→ Prompt
Skip the pictures and extract all of the lines exactly as written.

→ Data in this exercise
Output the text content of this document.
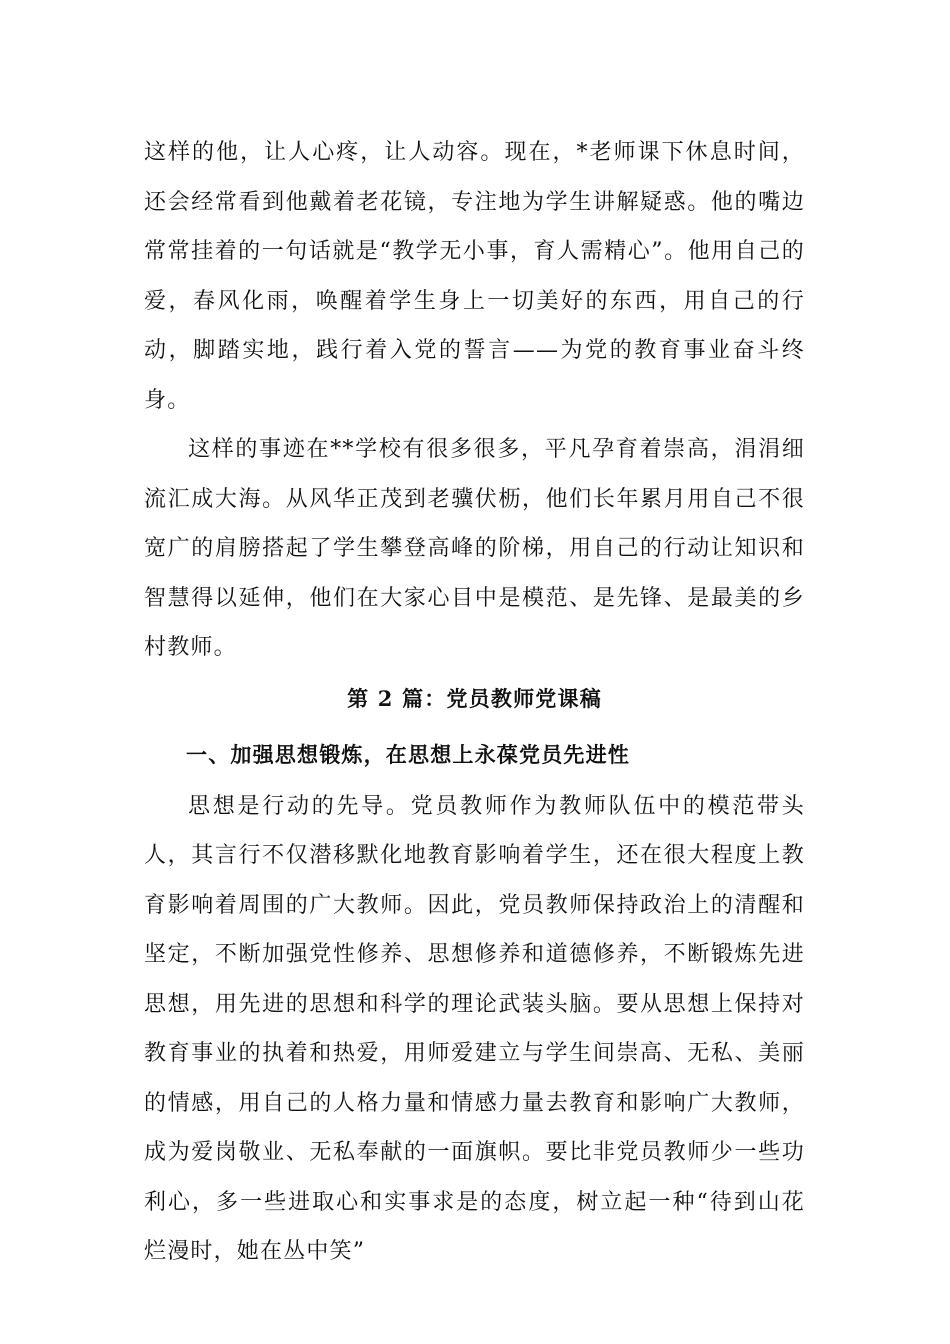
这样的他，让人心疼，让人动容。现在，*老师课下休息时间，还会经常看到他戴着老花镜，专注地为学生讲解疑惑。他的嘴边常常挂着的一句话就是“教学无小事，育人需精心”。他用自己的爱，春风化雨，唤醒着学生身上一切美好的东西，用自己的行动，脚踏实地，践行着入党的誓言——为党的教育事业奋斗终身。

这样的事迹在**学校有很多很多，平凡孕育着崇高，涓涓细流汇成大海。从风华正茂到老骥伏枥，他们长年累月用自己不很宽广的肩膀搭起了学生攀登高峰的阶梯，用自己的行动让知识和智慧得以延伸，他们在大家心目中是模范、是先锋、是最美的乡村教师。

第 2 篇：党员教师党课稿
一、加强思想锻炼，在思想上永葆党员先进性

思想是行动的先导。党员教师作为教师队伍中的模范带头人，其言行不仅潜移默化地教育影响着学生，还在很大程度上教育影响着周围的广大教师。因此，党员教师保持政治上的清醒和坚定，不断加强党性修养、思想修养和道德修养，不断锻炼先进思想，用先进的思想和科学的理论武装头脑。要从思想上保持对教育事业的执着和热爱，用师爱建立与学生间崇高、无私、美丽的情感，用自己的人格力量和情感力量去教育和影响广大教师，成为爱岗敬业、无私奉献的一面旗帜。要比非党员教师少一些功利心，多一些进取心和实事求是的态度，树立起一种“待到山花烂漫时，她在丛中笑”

→ Exercise solution
Output the text content of this document.
这样的他，让人心疼，让人动容。现在，*老师课下休息时间，还会经常看到他戴着老花镜，专注地为学生讲解疑惑。他的嘴边常常挂着的一句话就是“教学无小事，育人需精心”。他用自己的爱，春风化雨，唤醒着学生身上一切美好的东西，用自己的行动，脚踏实地，践行着入党的誓言——为党的教育事业奋斗终身。

这样的事迹在**学校有很多很多，平凡孕育着崇高，涓涓细流汇成大海。从风华正茂到老骥伏枥，他们长年累月用自己不很宽广的肩膀搭起了学生攀登高峰的阶梯，用自己的行动让知识和智慧得以延伸，他们在大家心目中是模范、是先锋、是最美的乡村教师。

第 2 篇：党员教师党课稿
一、加强思想锻炼，在思想上永葆党员先进性

思想是行动的先导。党员教师作为教师队伍中的模范带头人，其言行不仅潜移默化地教育影响着学生，还在很大程度上教育影响着周围的广大教师。因此，党员教师保持政治上的清醒和坚定，不断加强党性修养、思想修养和道德修养，不断锻炼先进思想，用先进的思想和科学的理论武装头脑。要从思想上保持对教育事业的执着和热爱，用师爱建立与学生间崇高、无私、美丽的情感，用自己的人格力量和情感力量去教育和影响广大教师，成为爱岗敬业、无私奉献的一面旗帜。要比非党员教师少一些功利心，多一些进取心和实事求是的态度，树立起一种“待到山花烂漫时，她在丛中笑”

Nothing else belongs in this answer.